■ WHAT THIS TASK INVOLVES
Take every line from the listing below that includes "screenshot" and copy it.

── RECORD SET

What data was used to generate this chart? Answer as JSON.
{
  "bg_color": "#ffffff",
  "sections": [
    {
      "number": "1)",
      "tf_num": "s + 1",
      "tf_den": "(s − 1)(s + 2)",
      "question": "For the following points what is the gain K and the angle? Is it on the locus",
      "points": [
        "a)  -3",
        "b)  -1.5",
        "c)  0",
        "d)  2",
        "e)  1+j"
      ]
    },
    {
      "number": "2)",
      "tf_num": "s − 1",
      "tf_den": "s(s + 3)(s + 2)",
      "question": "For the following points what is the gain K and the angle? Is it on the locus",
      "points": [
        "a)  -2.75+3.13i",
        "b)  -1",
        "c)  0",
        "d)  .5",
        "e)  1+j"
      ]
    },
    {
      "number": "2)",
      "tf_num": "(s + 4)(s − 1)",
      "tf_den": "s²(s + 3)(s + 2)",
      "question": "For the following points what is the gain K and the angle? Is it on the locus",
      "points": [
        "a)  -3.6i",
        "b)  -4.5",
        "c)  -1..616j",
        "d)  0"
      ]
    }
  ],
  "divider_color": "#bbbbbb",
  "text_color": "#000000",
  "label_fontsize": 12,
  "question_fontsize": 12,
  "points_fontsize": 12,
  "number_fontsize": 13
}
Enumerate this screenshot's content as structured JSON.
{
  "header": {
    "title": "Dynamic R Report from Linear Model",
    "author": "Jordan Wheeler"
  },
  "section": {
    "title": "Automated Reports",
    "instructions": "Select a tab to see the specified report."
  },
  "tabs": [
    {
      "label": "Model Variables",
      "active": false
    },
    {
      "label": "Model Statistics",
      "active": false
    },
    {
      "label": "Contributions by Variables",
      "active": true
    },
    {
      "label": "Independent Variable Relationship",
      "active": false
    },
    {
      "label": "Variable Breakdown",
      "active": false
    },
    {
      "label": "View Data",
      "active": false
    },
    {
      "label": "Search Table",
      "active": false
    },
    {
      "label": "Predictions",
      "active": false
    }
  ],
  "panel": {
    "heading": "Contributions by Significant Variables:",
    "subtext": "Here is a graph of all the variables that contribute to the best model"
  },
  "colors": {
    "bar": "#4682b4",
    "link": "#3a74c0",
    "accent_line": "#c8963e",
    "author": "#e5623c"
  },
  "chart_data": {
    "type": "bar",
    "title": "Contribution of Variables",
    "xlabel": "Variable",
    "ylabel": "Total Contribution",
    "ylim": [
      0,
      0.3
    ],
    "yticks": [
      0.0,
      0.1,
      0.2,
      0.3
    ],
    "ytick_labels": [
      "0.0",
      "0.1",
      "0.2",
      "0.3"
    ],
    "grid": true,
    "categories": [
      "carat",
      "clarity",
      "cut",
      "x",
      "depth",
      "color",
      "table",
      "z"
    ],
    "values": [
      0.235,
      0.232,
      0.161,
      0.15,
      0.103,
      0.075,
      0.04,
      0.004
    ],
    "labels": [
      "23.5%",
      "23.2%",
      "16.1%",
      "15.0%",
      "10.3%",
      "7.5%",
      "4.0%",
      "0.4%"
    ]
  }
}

────
── RECORD SET

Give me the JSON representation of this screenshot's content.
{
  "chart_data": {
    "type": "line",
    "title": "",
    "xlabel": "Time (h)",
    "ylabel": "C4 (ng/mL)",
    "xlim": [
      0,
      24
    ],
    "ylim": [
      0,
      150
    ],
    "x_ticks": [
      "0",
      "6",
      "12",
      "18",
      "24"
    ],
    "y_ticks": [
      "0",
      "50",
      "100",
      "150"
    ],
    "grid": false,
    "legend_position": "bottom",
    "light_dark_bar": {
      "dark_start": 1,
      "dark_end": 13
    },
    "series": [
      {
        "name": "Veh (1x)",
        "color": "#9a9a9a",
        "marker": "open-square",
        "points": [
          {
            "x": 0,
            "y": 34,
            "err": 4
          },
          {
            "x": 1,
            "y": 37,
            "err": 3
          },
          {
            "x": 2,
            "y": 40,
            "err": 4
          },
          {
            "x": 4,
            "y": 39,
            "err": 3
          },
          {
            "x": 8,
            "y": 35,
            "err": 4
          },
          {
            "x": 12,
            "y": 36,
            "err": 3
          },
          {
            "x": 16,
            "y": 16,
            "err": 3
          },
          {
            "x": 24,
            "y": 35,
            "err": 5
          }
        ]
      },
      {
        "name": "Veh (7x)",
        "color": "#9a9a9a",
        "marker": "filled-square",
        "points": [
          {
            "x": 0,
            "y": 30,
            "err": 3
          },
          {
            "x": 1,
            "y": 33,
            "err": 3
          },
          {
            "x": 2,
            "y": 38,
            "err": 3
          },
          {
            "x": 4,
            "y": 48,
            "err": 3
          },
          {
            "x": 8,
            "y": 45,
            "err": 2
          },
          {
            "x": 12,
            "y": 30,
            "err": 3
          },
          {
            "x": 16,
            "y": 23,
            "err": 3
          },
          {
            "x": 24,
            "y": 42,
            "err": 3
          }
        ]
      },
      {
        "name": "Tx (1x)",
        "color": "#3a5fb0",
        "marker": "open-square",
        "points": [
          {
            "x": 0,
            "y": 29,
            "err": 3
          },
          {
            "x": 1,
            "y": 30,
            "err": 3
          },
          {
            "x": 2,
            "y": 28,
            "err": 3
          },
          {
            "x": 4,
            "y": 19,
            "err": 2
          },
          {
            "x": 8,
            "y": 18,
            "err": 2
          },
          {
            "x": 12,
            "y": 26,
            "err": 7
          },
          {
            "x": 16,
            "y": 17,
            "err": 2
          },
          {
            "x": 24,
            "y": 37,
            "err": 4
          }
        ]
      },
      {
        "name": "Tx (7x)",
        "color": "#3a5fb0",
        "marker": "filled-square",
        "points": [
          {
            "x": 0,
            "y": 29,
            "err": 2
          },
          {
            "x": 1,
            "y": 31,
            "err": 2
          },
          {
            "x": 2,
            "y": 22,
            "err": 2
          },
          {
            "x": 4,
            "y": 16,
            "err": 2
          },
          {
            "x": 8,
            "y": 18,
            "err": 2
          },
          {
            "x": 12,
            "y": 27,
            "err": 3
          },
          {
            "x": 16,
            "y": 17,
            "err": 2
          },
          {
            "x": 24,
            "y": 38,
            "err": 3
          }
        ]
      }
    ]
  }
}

────
── RECORD SET

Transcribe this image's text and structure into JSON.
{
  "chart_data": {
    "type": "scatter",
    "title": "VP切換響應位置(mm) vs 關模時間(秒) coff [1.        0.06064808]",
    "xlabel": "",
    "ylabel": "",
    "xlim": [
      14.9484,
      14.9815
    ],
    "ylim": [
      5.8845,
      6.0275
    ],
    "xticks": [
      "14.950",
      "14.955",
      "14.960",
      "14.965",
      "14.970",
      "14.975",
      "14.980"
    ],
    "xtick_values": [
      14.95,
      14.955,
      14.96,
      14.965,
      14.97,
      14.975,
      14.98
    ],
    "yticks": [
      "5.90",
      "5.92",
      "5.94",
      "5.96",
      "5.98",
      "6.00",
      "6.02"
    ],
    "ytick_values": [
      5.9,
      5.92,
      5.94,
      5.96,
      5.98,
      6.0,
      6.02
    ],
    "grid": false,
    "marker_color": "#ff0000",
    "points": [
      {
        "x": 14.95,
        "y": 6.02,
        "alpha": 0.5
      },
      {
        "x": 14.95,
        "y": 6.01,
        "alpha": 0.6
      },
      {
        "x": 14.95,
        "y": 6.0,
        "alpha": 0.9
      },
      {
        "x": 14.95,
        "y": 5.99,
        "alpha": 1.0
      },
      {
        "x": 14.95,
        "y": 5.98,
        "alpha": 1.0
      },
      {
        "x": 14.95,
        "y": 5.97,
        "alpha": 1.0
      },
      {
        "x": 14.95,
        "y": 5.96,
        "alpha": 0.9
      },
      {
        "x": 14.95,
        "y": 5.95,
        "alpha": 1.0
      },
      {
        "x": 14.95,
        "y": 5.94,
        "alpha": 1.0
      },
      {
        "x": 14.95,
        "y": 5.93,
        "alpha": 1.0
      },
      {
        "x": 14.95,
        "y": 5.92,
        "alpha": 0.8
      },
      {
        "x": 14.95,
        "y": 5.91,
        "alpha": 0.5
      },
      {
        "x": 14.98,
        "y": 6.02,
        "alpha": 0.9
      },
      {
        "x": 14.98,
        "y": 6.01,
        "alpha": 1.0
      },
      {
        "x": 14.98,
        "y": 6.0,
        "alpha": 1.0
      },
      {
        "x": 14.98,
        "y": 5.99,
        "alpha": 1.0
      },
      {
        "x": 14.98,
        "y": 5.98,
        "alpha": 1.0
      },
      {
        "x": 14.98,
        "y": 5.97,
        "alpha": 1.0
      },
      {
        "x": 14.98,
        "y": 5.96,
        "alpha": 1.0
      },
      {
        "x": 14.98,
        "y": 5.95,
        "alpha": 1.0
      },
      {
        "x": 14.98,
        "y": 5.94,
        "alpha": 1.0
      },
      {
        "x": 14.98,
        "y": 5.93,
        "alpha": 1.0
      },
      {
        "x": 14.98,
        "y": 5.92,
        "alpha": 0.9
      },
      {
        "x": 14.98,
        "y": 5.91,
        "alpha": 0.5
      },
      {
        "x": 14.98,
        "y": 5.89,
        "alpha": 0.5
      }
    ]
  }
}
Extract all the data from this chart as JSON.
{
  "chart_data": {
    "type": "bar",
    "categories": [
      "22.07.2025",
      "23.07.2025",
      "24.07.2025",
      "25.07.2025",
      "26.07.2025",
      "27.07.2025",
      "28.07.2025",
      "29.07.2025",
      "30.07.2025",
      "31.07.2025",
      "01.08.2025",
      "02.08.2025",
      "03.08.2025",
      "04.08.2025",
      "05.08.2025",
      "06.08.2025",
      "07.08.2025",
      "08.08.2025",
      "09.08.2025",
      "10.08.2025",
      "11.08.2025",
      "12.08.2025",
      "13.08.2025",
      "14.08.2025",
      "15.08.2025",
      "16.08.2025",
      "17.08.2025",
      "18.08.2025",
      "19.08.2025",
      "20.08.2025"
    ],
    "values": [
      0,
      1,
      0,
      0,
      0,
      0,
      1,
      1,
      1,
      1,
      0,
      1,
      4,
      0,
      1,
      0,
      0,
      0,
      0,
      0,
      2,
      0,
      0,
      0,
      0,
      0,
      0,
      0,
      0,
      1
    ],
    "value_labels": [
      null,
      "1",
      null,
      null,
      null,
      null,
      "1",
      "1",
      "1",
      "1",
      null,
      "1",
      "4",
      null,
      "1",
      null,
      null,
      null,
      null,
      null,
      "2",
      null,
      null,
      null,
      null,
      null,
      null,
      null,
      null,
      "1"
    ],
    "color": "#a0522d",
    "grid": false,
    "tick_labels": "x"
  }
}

────

■ THE SOLUTION
Enumerate this screenshot's content as structured JSON.
Give me the JSON representation of this screenshot's content.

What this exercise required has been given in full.